**YOUR ASSIGNMENT**
Your reply must be one number: the count of lines in the data below that contain "category".

**INFORMATION SHOWN**
+ + +
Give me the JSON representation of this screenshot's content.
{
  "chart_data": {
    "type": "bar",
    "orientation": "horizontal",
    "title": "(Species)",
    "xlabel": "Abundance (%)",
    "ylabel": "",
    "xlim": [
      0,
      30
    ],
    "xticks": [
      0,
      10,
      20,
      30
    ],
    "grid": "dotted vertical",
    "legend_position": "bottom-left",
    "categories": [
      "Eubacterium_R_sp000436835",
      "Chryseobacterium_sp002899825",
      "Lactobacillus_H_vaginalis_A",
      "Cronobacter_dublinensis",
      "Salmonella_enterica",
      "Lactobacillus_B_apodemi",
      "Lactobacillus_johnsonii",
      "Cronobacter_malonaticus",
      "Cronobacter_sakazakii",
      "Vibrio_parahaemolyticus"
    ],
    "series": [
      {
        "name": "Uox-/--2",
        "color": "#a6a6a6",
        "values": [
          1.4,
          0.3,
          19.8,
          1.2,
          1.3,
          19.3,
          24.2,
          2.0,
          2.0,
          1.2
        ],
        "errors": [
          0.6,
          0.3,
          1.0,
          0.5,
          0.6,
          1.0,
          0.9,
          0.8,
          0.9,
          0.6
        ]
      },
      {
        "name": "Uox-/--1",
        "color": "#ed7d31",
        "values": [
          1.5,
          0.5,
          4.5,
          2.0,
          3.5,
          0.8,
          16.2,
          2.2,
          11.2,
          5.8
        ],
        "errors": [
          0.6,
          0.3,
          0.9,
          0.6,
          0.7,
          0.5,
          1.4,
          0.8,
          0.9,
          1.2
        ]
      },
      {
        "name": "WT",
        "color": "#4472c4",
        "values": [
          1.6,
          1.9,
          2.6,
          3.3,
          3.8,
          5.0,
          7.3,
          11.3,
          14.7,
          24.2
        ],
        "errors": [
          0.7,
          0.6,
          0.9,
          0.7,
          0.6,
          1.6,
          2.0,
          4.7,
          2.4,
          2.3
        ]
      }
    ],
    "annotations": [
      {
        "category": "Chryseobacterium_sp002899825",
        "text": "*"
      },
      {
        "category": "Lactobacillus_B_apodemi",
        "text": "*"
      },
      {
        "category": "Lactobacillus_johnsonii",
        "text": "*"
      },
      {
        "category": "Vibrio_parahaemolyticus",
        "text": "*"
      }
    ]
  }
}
+ + +
**ANSWER SECTION**
4